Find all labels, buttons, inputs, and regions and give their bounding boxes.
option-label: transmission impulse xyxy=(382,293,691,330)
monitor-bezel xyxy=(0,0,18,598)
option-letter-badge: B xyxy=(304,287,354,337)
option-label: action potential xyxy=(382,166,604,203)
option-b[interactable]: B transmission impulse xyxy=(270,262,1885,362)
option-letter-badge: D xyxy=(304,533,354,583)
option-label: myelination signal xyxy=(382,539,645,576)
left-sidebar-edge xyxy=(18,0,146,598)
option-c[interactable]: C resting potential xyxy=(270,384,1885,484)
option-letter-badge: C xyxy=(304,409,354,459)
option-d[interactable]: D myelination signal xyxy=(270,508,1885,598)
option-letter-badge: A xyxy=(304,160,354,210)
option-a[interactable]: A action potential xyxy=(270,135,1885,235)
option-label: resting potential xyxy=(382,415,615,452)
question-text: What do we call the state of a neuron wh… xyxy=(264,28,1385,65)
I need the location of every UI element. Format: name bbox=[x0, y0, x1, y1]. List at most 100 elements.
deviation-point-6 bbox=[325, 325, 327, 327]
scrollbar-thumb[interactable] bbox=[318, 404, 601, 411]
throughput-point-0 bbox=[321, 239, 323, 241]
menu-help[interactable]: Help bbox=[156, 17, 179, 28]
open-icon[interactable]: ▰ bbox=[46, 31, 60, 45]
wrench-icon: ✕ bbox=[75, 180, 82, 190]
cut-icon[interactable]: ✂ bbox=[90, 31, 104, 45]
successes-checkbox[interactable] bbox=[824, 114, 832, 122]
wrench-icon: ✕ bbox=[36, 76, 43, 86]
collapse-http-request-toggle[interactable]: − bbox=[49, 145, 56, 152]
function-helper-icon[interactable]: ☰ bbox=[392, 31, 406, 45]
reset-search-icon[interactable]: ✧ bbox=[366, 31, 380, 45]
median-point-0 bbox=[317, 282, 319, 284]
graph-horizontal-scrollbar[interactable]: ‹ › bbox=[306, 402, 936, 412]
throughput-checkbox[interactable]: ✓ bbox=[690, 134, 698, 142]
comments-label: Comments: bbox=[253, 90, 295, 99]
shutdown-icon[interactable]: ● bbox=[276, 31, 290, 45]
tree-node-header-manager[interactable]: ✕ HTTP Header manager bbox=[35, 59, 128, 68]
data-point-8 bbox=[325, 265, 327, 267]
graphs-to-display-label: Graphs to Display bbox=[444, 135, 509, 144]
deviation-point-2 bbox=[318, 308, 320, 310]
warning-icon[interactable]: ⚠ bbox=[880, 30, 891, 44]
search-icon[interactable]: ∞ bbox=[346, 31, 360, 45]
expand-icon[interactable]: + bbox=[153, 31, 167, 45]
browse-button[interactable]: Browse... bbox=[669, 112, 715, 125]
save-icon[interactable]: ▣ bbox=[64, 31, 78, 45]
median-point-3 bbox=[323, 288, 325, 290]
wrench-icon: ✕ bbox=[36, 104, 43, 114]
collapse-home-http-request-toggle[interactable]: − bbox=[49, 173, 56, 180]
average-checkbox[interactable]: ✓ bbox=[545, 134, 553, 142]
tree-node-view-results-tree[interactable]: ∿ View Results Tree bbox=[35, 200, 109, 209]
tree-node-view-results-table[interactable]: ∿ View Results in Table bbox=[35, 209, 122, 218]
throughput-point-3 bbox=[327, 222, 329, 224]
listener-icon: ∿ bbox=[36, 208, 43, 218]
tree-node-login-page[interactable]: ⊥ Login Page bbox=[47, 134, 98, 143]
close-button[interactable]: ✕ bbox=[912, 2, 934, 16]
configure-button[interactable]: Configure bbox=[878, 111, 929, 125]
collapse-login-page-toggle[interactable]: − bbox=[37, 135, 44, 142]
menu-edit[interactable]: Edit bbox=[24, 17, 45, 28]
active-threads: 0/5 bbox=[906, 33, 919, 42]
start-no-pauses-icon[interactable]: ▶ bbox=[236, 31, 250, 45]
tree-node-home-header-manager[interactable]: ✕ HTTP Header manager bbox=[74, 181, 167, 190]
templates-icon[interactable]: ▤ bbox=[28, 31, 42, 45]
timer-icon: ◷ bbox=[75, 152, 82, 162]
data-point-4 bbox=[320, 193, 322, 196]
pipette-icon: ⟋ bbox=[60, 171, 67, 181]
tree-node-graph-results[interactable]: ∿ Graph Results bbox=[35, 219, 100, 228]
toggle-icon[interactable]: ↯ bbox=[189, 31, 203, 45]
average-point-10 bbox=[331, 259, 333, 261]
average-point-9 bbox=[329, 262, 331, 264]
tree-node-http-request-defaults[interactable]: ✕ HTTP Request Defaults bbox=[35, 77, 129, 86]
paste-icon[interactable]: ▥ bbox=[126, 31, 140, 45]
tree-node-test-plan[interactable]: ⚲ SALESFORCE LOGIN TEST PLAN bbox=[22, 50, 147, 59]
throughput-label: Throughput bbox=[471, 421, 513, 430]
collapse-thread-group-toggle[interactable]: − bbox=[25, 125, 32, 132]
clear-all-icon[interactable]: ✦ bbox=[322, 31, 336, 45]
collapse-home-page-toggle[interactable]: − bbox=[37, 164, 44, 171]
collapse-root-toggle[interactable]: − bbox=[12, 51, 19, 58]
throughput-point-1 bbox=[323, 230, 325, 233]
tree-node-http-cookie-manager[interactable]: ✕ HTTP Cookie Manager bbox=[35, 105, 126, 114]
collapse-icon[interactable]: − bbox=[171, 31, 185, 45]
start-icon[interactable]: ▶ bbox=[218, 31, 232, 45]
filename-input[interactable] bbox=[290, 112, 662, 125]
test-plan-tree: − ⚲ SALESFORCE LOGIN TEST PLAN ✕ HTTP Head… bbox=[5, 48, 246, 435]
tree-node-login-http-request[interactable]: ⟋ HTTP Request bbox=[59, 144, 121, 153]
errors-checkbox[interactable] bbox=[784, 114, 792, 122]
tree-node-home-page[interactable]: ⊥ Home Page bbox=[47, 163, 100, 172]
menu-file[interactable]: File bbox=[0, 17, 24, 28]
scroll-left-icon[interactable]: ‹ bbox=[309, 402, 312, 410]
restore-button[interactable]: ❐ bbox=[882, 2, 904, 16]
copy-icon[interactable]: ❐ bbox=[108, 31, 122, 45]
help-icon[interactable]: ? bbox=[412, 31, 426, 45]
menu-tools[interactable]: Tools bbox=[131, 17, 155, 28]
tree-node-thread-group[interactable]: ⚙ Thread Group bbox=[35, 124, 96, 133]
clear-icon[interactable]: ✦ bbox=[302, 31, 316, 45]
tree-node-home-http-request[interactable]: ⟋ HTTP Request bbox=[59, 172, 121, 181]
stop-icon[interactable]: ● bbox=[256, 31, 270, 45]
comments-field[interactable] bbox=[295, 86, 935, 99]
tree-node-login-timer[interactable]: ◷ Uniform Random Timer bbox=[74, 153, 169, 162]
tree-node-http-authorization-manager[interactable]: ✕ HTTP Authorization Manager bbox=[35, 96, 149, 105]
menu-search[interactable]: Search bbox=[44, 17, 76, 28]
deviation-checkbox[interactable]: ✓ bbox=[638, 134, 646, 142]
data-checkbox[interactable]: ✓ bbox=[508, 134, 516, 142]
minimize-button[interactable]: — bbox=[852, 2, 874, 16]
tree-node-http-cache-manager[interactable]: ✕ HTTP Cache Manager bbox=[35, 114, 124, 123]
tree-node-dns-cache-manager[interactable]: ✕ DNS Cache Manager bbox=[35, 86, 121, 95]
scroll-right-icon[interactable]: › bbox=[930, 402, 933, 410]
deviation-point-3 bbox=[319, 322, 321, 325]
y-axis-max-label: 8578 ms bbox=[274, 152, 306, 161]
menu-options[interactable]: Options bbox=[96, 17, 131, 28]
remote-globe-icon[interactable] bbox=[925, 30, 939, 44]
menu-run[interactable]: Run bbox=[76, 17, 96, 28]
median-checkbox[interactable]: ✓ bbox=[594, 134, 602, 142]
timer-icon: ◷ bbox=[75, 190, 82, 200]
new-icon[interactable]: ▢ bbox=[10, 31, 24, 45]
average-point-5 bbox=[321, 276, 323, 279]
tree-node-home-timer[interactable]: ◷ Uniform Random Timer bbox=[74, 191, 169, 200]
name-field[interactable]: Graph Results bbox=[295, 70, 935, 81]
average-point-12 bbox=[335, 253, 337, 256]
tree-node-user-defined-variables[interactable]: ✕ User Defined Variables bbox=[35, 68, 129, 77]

● **THE EXERCISE**
Copy out the data word for word, from its first line up to and including the line that contains "deviation-point-2 bbox=[318, 308, 320, 310]".

● **SOLVED EXERCISE**
Find all labels, buttons, inputs, and regions and give their bounding boxes.
option-label: transmission impulse xyxy=(382,293,691,330)
monitor-bezel xyxy=(0,0,18,598)
option-letter-badge: B xyxy=(304,287,354,337)
option-label: action potential xyxy=(382,166,604,203)
option-b[interactable]: B transmission impulse xyxy=(270,262,1885,362)
option-letter-badge: D xyxy=(304,533,354,583)
option-label: myelination signal xyxy=(382,539,645,576)
left-sidebar-edge xyxy=(18,0,146,598)
option-c[interactable]: C resting potential xyxy=(270,384,1885,484)
option-letter-badge: C xyxy=(304,409,354,459)
option-d[interactable]: D myelination signal xyxy=(270,508,1885,598)
option-letter-badge: A xyxy=(304,160,354,210)
option-a[interactable]: A action potential xyxy=(270,135,1885,235)
option-label: resting potential xyxy=(382,415,615,452)
question-text: What do we call the state of a neuron wh… xyxy=(264,28,1385,65)
I need the location of every UI element. Format: name bbox=[x0, y0, x1, y1]. List at most 100 elements.
deviation-point-6 bbox=[325, 325, 327, 327]
scrollbar-thumb[interactable] bbox=[318, 404, 601, 411]
throughput-point-0 bbox=[321, 239, 323, 241]
menu-help[interactable]: Help bbox=[156, 17, 179, 28]
open-icon[interactable]: ▰ bbox=[46, 31, 60, 45]
wrench-icon: ✕ bbox=[75, 180, 82, 190]
cut-icon[interactable]: ✂ bbox=[90, 31, 104, 45]
successes-checkbox[interactable] bbox=[824, 114, 832, 122]
wrench-icon: ✕ bbox=[36, 76, 43, 86]
collapse-http-request-toggle[interactable]: − bbox=[49, 145, 56, 152]
function-helper-icon[interactable]: ☰ bbox=[392, 31, 406, 45]
reset-search-icon[interactable]: ✧ bbox=[366, 31, 380, 45]
median-point-0 bbox=[317, 282, 319, 284]
graph-horizontal-scrollbar[interactable]: ‹ › bbox=[306, 402, 936, 412]
throughput-checkbox[interactable]: ✓ bbox=[690, 134, 698, 142]
comments-label: Comments: bbox=[253, 90, 295, 99]
shutdown-icon[interactable]: ● bbox=[276, 31, 290, 45]
tree-node-header-manager[interactable]: ✕ HTTP Header manager bbox=[35, 59, 128, 68]
data-point-8 bbox=[325, 265, 327, 267]
graphs-to-display-label: Graphs to Display bbox=[444, 135, 509, 144]
deviation-point-2 bbox=[318, 308, 320, 310]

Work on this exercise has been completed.